■ **Activity**: Print the listing below again. Change nothing.

■ **Source information**:

☆ ☆ ☆ ☆

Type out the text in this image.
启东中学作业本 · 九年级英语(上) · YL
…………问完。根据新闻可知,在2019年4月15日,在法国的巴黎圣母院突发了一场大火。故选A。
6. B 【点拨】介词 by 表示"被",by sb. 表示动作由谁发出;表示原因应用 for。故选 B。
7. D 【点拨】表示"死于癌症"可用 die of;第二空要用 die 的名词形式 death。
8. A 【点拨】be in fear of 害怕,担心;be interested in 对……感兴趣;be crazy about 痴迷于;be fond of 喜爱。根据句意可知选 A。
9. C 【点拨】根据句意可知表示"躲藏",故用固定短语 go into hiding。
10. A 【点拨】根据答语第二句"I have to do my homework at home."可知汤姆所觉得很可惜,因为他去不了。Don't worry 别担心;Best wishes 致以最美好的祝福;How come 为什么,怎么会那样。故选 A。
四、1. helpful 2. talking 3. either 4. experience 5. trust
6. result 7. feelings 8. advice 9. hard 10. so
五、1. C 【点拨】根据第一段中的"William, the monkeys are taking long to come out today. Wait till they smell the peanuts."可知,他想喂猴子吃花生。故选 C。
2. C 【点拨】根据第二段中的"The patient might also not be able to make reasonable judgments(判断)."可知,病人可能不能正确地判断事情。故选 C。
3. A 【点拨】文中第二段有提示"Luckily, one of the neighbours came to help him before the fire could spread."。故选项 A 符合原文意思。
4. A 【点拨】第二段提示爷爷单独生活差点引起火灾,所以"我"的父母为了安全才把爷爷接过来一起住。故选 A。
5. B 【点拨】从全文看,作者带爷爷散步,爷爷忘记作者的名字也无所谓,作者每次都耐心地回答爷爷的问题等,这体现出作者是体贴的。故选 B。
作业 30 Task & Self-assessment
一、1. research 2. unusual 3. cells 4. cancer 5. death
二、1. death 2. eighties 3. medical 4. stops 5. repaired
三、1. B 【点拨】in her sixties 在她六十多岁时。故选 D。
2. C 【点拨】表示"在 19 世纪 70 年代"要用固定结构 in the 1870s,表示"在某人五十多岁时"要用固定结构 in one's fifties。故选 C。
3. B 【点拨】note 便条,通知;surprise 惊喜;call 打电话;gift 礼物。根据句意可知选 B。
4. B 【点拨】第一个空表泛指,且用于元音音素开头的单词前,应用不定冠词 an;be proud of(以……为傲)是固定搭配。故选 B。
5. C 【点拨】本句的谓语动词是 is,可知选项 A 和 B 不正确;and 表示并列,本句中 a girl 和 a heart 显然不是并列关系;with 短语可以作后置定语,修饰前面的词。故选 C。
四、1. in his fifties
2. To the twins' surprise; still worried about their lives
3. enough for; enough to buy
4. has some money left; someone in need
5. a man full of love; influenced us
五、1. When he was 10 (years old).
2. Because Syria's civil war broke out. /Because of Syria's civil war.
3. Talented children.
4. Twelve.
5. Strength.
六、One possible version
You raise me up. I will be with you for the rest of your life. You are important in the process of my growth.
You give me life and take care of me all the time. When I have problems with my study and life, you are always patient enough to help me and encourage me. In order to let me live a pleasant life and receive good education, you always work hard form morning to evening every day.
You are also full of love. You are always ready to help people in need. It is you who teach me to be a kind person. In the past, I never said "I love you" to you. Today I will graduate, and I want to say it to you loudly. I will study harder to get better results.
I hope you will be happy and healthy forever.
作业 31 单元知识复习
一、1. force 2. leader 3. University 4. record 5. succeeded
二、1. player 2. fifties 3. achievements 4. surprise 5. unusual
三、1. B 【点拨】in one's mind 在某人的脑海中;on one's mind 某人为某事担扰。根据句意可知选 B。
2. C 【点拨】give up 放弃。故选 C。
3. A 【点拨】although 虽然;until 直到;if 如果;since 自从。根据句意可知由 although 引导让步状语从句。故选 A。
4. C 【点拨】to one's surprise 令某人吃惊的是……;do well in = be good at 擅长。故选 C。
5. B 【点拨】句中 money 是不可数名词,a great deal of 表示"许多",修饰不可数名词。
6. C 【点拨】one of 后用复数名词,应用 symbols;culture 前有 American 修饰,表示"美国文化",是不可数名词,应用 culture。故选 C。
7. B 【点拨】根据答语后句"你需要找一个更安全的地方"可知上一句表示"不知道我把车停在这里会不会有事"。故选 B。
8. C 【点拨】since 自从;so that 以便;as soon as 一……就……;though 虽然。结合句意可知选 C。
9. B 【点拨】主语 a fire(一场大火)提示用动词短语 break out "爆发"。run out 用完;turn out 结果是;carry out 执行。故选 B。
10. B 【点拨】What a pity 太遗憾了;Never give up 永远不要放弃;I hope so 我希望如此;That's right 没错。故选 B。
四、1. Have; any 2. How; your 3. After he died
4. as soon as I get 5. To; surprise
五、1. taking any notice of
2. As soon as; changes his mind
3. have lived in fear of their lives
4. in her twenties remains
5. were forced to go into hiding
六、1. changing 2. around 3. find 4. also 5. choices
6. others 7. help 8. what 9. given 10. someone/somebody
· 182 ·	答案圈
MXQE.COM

☆ ☆ ☆ ☆

■ **Expected answer**:
Type out the text in this image.
启东中学作业本 · 九年级英语(上) · YL
…………问完。根据新闻可知,在2019年4月15日,在法国的巴黎圣母院突发了一场大火。故选A。
6. B 【点拨】介词 by 表示"被",by sb. 表示动作由谁发出;表示原因应用 for。故选 B。
7. D 【点拨】表示"死于癌症"可用 die of;第二空要用 die 的名词形式 death。
8. A 【点拨】be in fear of 害怕,担心;be interested in 对……感兴趣;be crazy about 痴迷于;be fond of 喜爱。根据句意可知选 A。
9. C 【点拨】根据句意可知表示"躲藏",故用固定短语 go into hiding。
10. A 【点拨】根据答语第二句"I have to do my homework at home."可知汤姆所觉得很可惜,因为他去不了。Don't worry 别担心;Best wishes 致以最美好的祝福;How come 为什么,怎么会那样。故选 A。
四、1. helpful 2. talking 3. either 4. experience 5. trust
6. result 7. feelings 8. advice 9. hard 10. so
五、1. C 【点拨】根据第一段中的"William, the monkeys are taking long to come out today. Wait till they smell the peanuts."可知,他想喂猴子吃花生。故选 C。
2. C 【点拨】根据第二段中的"The patient might also not be able to make reasonable judgments(判断)."可知,病人可能不能正确地判断事情。故选 C。
3. A 【点拨】文中第二段有提示"Luckily, one of the neighbours came to help him before the fire could spread."。故选项 A 符合原文意思。
4. A 【点拨】第二段提示爷爷单独生活差点引起火灾,所以"我"的父母为了安全才把爷爷接过来一起住。故选 A。
5. B 【点拨】从全文看,作者带爷爷散步,爷爷忘记作者的名字也无所谓,作者每次都耐心地回答爷爷的问题等,这体现出作者是体贴的。故选 B。
作业 30 Task & Self-assessment
一、1. research 2. unusual 3. cells 4. cancer 5. death
二、1. death 2. eighties 3. medical 4. stops 5. repaired
三、1. B 【点拨】in her sixties 在她六十多岁时。故选 D。
2. C 【点拨】表示"在 19 世纪 70 年代"要用固定结构 in the 1870s,表示"在某人五十多岁时"要用固定结构 in one's fifties。故选 C。
3. B 【点拨】note 便条,通知;surprise 惊喜;call 打电话;gift 礼物。根据句意可知选 B。
4. B 【点拨】第一个空表泛指,且用于元音音素开头的单词前,应用不定冠词 an;be proud of(以……为傲)是固定搭配。故选 B。
5. C 【点拨】本句的谓语动词是 is,可知选项 A 和 B 不正确;and 表示并列,本句中 a girl 和 a heart 显然不是并列关系;with 短语可以作后置定语,修饰前面的词。故选 C。
四、1. in his fifties
2. To the twins' surprise; still worried about their lives
3. enough for; enough to buy
4. has some money left; someone in need
5. a man full of love; influenced us
五、1. When he was 10 (years old).
2. Because Syria's civil war broke out. /Because of Syria's civil war.
3. Talented children.
4. Twelve.
5. Strength.
六、One possible version
You raise me up. I will be with you for the rest of your life. You are important in the process of my growth.
You give me life and take care of me all the time. When I have problems with my study and life, you are always patient enough to help me and encourage me. In order to let me live a pleasant life and receive good education, you always work hard form morning to evening every day.
You are also full of love. You are always ready to help people in need. It is you who teach me to be a kind person. In the past, I never said "I love you" to you. Today I will graduate, and I want to say it to you loudly. I will study harder to get better results.
I hope you will be happy and healthy forever.
作业 31 单元知识复习
一、1. force 2. leader 3. University 4. record 5. succeeded
二、1. player 2. fifties 3. achievements 4. surprise 5. unusual
三、1. B 【点拨】in one's mind 在某人的脑海中;on one's mind 某人为某事担扰。根据句意可知选 B。
2. C 【点拨】give up 放弃。故选 C。
3. A 【点拨】although 虽然;until 直到;if 如果;since 自从。根据句意可知由 although 引导让步状语从句。故选 A。
4. C 【点拨】to one's surprise 令某人吃惊的是……;do well in = be good at 擅长。故选 C。
5. B 【点拨】句中 money 是不可数名词,a great deal of 表示"许多",修饰不可数名词。
6. C 【点拨】one of 后用复数名词,应用 symbols;culture 前有 American 修饰,表示"美国文化",是不可数名词,应用 culture。故选 C。
7. B 【点拨】根据答语后句"你需要找一个更安全的地方"可知上一句表示"不知道我把车停在这里会不会有事"。故选 B。
8. C 【点拨】since 自从;so that 以便;as soon as 一……就……;though 虽然。结合句意可知选 C。
9. B 【点拨】主语 a fire(一场大火)提示用动词短语 break out "爆发"。run out 用完;turn out 结果是;carry out 执行。故选 B。
10. B 【点拨】What a pity 太遗憾了;Never give up 永远不要放弃;I hope so 我希望如此;That's right 没错。故选 B。
四、1. Have; any 2. How; your 3. After he died
4. as soon as I get 5. To; surprise
五、1. taking any notice of
2. As soon as; changes his mind
3. have lived in fear of their lives
4. in her twenties remains
5. were forced to go into hiding
六、1. changing 2. around 3. find 4. also 5. choices
6. others 7. help 8. what 9. given 10. someone/somebody
· 182 ·	答案圈
MXQE.COM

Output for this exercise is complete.